### EXTRAIT À LIRE
LA JEUNESSE DU MAÎTRE NGUYỄN ĐỨC MỘC AU VIETNAM

Le maître Nguyễn Đức Mộc est né en 1913 à Bắc Ninh dans le Nord du Vietnam.

Le Vietnam est alors occupé par la France. Il est divisé en trois parties : au Nord le Tonkin, au centre l’Annam et au Sud la Cochinchine qui constituaient ensemble, avec le Laos et le Cambodge, l’Indochine.

Son grand père était un des lieutenants du célèbre général Hoàng Hoa Thám surnommé « le tigre sacré du Yên Thế » qui lutta durant trente ans contre les occupants. Toute sa famille était engagée dans la lutte anti coloniale.

A l’époque, le gouvernement en place interdit la pratique des arts martiaux (Võ Thuật), cependant de nombreux villages contournent cette interdiction en organisant des joutes comme les combats avec de longues perches, facilement transformable en lances, ou en se cachant derrière une haie de bambou qui entoure les villages, dans des forêts, sur des collines, ou encore en s’immergeant dans des rizières ; on parle communément du « Võ des jardins ».

### DONNÉES EXTRAITES
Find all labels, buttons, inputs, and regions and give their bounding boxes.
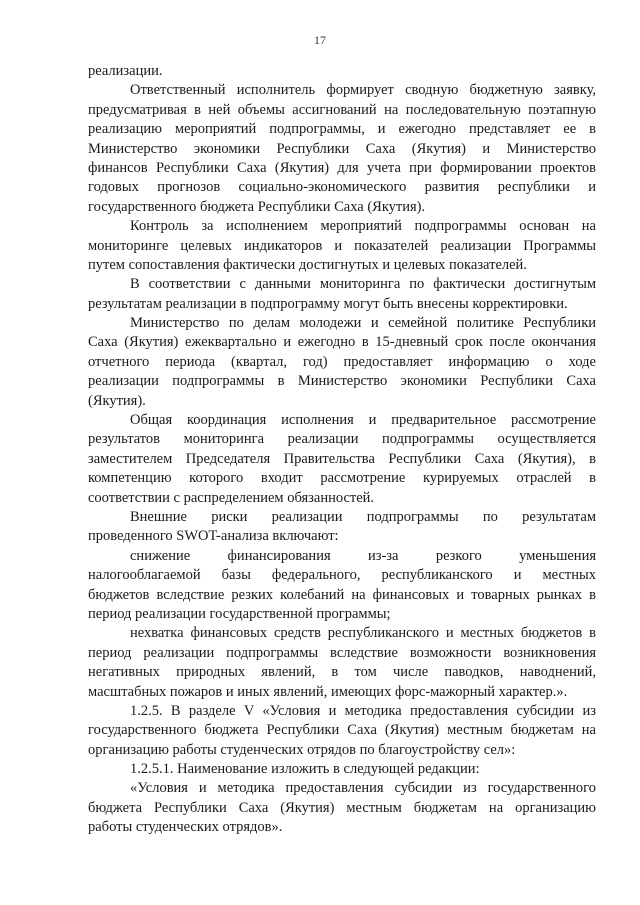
- document-body: [88, 62, 596, 838]
- text-line: компетенцию которого входит рассмотрение курируемых отраслей в: [88, 470, 596, 487]
- text-line: нехватка финансовых средств республиканского и местных бюджетов в: [130, 625, 596, 642]
- text-line: Саха (Якутия) ежеквартально и ежегодно в 15-дневный срок после окончания: [88, 334, 596, 351]
- text-line: мониторинге целевых индикаторов и показателей реализации Программы: [88, 237, 596, 254]
- text-line: результатам реализации в подпрограмму могут быть внесены корректировки.: [88, 295, 568, 312]
- text-line: период реализации государственной программы;: [88, 605, 391, 622]
- text-line: реализации подпрограммы в Министерство экономики Республики Саха: [88, 373, 596, 390]
- text-line: 1.2.5.1. Наименование изложить в следующей редакции:: [130, 761, 480, 778]
- text-line: В соответствии с данными мониторинга по фактически достигнутым: [130, 276, 596, 293]
- text-line: снижение финансирования из-за резкого уменьшения: [130, 547, 596, 564]
- text-line: негативных природных явлений, в том числе паводков, наводнений,: [88, 664, 596, 681]
- text-line: государственного бюджета Республики Саха (Якутия).: [88, 198, 426, 215]
- text-line: Ответственный исполнитель формирует сводную бюджетную заявку,: [130, 82, 596, 99]
- text-line: налогооблагаемой базы федерального, республиканского и местных: [88, 567, 596, 584]
- text-line: «Условия и методика предоставления субсидии из государственного: [130, 780, 596, 797]
- text-line: Министерство по делам молодежи и семейной политике Республики: [130, 315, 596, 332]
- text-line: работы студенческих отрядов».: [88, 819, 283, 836]
- text-line: предусматривая в ней объемы ассигнований на последовательную поэтапную: [88, 101, 596, 118]
- text-line: соответствии с распределением обязанностей.: [88, 489, 375, 506]
- text-line: годовых прогнозов социально-экономического развития республики и: [88, 179, 596, 196]
- text-line: проведенного SWOT-анализа включают:: [88, 528, 339, 545]
- text-line: реализацию мероприятий подпрограммы, и ежегодно представляет ее в: [88, 121, 596, 138]
- text-line: бюджета Республики Саха (Якутия) местным бюджетам на организацию: [88, 799, 596, 816]
- text-line: результатов мониторинга реализации подпрограммы осуществляется: [88, 431, 596, 448]
- text-line: бюджетов вследствие резких колебаний на финансовых и товарных рынках в: [88, 586, 596, 603]
- text-line: Контроль за исполнением мероприятий подпрограммы основан на: [130, 218, 596, 235]
- text-line: отчетного периода (квартал, год) предоставляет информацию о ходе: [88, 353, 596, 370]
- text-line: организацию работы студенческих отрядов по благоустройству сел»:: [88, 741, 516, 758]
- text-line: заместителем Председателя Правительства Республики Саха (Якутия), в: [88, 450, 596, 467]
- text-line: Министерство экономики Республики Саха (Якутия) и Министерство: [88, 140, 596, 157]
- text-line: Общая координация исполнения и предварительное рассмотрение: [130, 412, 596, 429]
- text-line: Внешние риски реализации подпрограммы по результатам: [130, 508, 596, 525]
- text-line: масштабных пожаров и иных явлений, имеющих форс-мажорный характер.».: [88, 683, 568, 700]
- text-line: государственного бюджета Республики Саха (Якутия) местным бюджетам на: [88, 722, 596, 739]
- text-line: (Якутия).: [88, 392, 146, 409]
- text-line: реализации.: [88, 63, 163, 79]
- text-line: путем сопоставления фактически достигнутых и целевых показателей.: [88, 256, 527, 273]
- text-line: 1.2.5. В разделе V «Условия и методика предоставления субсидии из: [130, 702, 596, 719]
- text-line: период реализации подпрограммы вследствие возможности возникновения: [88, 644, 596, 661]
- page-number: 17: [314, 33, 326, 47]
- text-line: финансов Республики Саха (Якутия) для учета при формировании проектов: [88, 159, 596, 176]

### TRAVAIL DEMANDÉ
(a) Indiquez si chacune des affirmations suivantes concorde avec le texte sur la jeunesse du maître Nguyễn Đức Mộc, en répondant par oui ou par non et en citant les mots exacts du texte qui tranchent : (i) Nguyễn Đức Mộc est né dans le Sud du Vietnam ; (ii) le général Hoàng Hoa Thám a lutté trente ans contre les occupants ; (iii) le gouvernement de l'époque autorisait la pratique des arts martiaux.
(b) Recopiez fidèlement le passage du texte sur la jeunesse du maître Nguyễn Đức Mộc qui commence aux mots « LA JEUNESSE DU » et s'arrête après « lutte anti coloniale. ».
(c) Reprenez le texte sur la jeunesse du maître Nguyễn Đức Mộc à la suite de sa dernière phrase.

### RÉPONSES PAR CONSIGNE
(a)
(i) Non : « est né en 1913 à Bắc Ninh dans le Nord du Vietnam ».
(ii) Oui : « qui lutta durant trente ans contre les occupants ».
(iii) Non : « le gouvernement en place interdit la pratique des arts martiaux (Võ Thuật) ».

(b)
LA JEUNESSE DU MAÎTRE NGUYỄN ĐỨC MỘC AU VIETNAM

Le maître Nguyễn Đức Mộc est né en 1913 à Bắc Ninh dans le Nord du Vietnam.

Le Vietnam est alors occupé par la France. Il est divisé en trois parties : au Nord le Tonkin, au centre l’Annam et au Sud la Cochinchine qui constituaient ensemble, avec le Laos et le Cambodge, l’Indochine.

Son grand père était un des lieutenants du célèbre général Hoàng Hoa Thám surnommé « le tigre sacré du Yên Thế » qui lutta durant trente ans contre les occupants. Toute sa famille était engagée dans la lutte anti coloniale.

(c)
De fait, l’étude du Võ était une pratique séculaire et dans chaque village se trouvait un ou plusieurs maîtres chargés d’en assurer la sécurité. Cette tradition des paysans soldats ou d’armée populaire est l’un des aspects important de la culture et de l’identité vietnamienne. Elle a permis au pays de lutter durant des siècles contre les envahisseurs et pratiquement tous les grands héros populaires du Vietnam sont des maîtres de Võ. C’est aussi la raison pour laquelle il existe tant d’écoles de Võ au Vietnam et tant de diversité dans les techniques, selon la géographie, le climat, les outils utilisés dans les différentes régions.

Master

Dans sa prime enfance, le maître Mộc apprend tout d’abord avec son père et son oncle le Võ de son village natal. Son caractère volontaire et indépendant s’accorde parfaitement avec cette activité. Il jouit d’une grande liberté et mène une vie simple avec ses frères et sœurs. Il aide à l’exploitation fruitière familiale tout en explorant la nature. Il chasse, il pêche et aime se confronter avec les autres enfants... cette jeunesse saine lui donne une forte constitution physique.

En parallèle, le jeune Mộc poursuit une formation classique à la pagode Ham Long située à quelques kilomètres de son village, étudiant la calligraphie et le Vō Bắc Ninh. Il s’entraîne quotidiennement avec son grand frère Nguyễn Đức Chi et montre rapidement une grande virtuosité pour cet art.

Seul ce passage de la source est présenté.